Record set ::

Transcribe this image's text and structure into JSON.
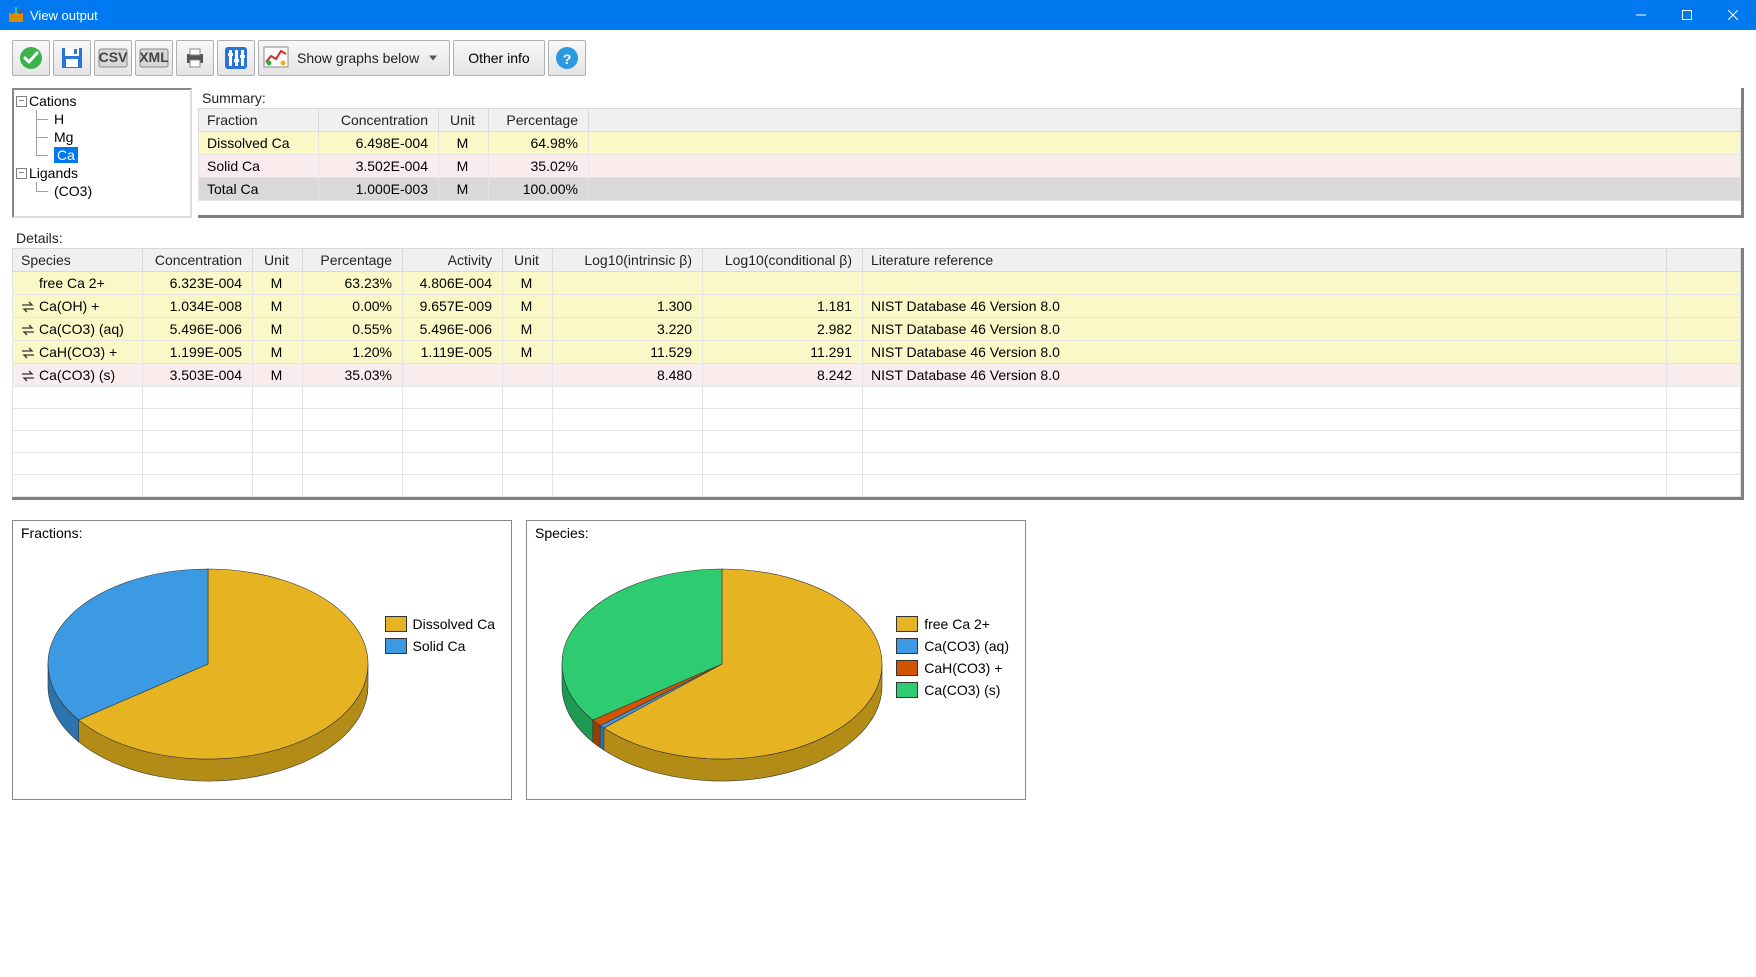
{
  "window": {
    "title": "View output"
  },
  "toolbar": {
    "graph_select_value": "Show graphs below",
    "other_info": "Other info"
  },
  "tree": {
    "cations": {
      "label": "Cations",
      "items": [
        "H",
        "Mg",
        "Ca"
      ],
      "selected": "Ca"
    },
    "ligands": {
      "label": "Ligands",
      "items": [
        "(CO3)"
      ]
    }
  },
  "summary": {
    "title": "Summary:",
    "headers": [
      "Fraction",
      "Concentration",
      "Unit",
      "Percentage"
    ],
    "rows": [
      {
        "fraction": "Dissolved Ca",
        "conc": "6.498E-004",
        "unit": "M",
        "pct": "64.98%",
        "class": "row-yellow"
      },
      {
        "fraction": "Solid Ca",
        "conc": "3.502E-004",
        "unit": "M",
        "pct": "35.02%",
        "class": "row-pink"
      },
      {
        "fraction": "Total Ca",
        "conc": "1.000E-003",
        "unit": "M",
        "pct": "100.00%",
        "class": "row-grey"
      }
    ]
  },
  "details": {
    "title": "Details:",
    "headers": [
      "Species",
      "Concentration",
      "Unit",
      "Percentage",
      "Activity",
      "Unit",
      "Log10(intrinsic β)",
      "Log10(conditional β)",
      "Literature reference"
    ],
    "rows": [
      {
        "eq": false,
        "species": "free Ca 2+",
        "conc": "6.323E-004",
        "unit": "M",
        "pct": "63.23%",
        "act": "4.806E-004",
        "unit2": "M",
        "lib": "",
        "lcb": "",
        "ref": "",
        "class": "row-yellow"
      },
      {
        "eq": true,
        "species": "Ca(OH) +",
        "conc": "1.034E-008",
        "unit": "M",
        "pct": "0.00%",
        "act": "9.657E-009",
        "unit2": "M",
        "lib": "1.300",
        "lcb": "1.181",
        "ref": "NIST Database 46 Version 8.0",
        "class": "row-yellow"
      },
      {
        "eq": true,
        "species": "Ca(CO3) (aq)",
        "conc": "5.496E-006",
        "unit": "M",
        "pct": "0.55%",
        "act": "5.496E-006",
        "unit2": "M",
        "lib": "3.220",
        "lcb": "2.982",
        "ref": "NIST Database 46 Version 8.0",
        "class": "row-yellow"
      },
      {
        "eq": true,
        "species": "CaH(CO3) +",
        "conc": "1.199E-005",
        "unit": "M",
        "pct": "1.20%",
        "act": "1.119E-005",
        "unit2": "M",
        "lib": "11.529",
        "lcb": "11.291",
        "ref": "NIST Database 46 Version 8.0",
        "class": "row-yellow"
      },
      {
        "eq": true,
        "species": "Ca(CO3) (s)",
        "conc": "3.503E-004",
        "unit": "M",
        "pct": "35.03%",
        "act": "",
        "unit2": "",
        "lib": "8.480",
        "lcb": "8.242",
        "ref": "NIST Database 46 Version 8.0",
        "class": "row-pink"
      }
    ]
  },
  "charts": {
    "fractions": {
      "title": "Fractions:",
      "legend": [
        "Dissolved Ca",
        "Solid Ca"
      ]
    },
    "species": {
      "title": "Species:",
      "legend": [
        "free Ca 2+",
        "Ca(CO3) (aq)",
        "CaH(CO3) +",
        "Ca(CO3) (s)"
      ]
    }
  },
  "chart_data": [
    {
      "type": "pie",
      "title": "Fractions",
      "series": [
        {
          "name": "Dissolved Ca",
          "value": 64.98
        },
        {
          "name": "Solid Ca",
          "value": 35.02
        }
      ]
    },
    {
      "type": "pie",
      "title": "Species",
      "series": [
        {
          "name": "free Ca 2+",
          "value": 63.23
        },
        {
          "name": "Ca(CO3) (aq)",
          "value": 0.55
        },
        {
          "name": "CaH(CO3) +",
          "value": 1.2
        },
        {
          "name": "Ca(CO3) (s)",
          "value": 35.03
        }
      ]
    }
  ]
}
* * *
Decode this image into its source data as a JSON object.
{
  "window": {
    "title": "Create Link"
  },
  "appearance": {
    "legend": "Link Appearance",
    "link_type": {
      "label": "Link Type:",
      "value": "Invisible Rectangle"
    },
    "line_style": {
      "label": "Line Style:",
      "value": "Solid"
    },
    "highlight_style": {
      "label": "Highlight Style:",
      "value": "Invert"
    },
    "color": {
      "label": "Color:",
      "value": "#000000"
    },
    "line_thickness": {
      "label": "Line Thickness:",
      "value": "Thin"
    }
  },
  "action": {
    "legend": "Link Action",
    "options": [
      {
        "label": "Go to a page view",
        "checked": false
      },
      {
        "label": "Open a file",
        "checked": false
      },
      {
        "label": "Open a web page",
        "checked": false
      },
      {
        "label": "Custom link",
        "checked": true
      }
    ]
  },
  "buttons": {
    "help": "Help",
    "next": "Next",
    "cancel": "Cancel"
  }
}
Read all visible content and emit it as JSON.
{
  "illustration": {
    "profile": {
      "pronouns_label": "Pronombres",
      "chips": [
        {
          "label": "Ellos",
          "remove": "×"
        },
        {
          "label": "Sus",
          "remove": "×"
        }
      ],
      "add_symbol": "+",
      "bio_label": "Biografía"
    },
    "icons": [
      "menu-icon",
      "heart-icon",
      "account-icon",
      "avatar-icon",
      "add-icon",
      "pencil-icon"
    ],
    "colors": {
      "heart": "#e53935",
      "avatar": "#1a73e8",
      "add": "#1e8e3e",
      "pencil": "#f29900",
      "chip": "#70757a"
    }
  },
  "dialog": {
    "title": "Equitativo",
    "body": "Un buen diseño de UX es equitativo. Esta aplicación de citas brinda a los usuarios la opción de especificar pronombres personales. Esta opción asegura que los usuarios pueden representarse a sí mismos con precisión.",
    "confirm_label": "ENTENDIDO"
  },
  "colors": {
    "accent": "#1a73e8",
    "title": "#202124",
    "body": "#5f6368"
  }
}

Problem to solve :: Show all lines in the entries above where the word "name" appears.

Full response ::
          "name": "Dissolved Ca",
          "name": "Solid Ca",
          "name": "free Ca 2+",
          "name": "Ca(CO3) (aq)",
          "name": "CaH(CO3) +",
          "name": "Ca(CO3) (s)",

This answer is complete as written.